Extracted entries >>
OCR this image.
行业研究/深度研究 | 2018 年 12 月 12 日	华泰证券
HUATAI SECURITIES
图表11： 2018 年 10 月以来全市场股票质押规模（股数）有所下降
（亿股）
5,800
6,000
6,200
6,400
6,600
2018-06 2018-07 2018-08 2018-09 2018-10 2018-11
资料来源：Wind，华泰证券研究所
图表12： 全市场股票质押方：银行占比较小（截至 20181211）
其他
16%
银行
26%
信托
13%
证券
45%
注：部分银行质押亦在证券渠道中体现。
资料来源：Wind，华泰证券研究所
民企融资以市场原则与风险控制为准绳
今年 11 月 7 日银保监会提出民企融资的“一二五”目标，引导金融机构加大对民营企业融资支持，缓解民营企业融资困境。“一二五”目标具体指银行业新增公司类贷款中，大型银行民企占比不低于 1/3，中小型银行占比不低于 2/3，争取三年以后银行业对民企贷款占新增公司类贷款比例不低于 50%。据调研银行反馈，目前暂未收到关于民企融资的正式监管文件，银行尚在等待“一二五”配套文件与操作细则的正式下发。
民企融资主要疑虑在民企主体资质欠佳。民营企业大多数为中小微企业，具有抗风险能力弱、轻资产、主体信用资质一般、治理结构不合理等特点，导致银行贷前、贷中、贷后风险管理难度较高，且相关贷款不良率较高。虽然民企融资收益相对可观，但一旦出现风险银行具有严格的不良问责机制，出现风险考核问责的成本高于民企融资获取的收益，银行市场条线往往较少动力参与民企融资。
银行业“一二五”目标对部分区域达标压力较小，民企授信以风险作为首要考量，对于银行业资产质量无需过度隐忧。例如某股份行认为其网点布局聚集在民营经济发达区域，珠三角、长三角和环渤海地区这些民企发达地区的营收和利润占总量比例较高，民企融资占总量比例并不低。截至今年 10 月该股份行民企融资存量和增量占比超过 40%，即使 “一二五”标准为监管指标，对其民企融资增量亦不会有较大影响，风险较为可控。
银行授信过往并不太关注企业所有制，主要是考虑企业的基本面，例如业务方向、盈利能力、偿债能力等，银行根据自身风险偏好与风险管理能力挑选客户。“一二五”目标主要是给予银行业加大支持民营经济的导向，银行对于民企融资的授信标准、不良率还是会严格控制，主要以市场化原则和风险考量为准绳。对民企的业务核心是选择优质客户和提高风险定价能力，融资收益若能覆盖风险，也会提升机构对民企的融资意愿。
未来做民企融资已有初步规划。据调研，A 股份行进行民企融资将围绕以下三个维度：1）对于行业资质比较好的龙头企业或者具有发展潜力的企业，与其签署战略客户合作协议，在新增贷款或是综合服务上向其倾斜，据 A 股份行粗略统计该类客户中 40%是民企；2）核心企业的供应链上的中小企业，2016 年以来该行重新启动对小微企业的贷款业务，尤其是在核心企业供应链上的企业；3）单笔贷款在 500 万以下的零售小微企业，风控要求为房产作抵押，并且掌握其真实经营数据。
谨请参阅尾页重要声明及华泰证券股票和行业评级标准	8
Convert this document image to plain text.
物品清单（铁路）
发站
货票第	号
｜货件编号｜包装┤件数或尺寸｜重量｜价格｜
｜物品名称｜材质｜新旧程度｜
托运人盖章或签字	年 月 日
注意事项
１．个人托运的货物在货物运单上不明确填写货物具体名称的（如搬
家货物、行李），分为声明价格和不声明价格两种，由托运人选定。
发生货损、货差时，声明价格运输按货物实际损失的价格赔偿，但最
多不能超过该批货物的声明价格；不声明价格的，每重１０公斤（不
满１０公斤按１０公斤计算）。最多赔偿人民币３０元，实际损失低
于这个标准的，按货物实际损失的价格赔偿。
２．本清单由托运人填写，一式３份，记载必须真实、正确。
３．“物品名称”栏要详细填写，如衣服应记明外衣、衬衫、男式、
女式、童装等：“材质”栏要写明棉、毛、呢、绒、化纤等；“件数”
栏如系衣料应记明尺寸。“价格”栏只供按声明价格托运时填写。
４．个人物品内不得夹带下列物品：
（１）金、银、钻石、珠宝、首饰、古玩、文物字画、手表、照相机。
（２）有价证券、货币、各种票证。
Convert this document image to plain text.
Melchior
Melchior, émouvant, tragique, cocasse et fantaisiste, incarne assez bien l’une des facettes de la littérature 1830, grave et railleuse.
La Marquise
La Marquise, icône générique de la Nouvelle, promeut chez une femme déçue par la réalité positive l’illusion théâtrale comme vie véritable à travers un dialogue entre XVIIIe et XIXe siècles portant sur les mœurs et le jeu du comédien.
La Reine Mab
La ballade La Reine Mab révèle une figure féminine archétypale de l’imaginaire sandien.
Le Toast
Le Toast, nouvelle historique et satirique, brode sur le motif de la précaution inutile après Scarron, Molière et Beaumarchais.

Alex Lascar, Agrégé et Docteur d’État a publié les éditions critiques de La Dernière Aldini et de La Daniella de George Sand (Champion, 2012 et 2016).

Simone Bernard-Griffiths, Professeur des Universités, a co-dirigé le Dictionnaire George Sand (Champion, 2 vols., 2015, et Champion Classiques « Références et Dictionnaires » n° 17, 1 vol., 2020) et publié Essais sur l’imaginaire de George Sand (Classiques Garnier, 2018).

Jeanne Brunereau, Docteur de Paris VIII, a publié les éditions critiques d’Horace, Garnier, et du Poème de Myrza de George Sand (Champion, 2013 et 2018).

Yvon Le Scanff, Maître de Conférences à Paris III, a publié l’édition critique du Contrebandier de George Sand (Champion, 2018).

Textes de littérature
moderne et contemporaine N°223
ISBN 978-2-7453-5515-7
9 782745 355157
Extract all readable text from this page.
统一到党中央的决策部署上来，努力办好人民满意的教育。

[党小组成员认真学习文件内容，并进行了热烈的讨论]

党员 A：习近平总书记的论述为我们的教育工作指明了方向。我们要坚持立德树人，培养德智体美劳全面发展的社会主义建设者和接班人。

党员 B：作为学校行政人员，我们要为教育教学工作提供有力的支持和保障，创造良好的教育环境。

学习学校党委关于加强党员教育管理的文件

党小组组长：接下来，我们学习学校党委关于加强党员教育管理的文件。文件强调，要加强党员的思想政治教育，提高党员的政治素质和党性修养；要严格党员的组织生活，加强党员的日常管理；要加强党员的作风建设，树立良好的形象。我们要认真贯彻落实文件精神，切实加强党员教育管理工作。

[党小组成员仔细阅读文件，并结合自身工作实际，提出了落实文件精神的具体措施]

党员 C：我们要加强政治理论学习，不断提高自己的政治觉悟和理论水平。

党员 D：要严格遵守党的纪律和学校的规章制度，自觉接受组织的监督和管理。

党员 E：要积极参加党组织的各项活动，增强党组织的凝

Problem >> Report every line in the data above in which the word "this" appears.

Answer to the task >>
OCR this image.
Convert this document image to plain text.
Convert this document image to plain text.
Extract all readable text from this page.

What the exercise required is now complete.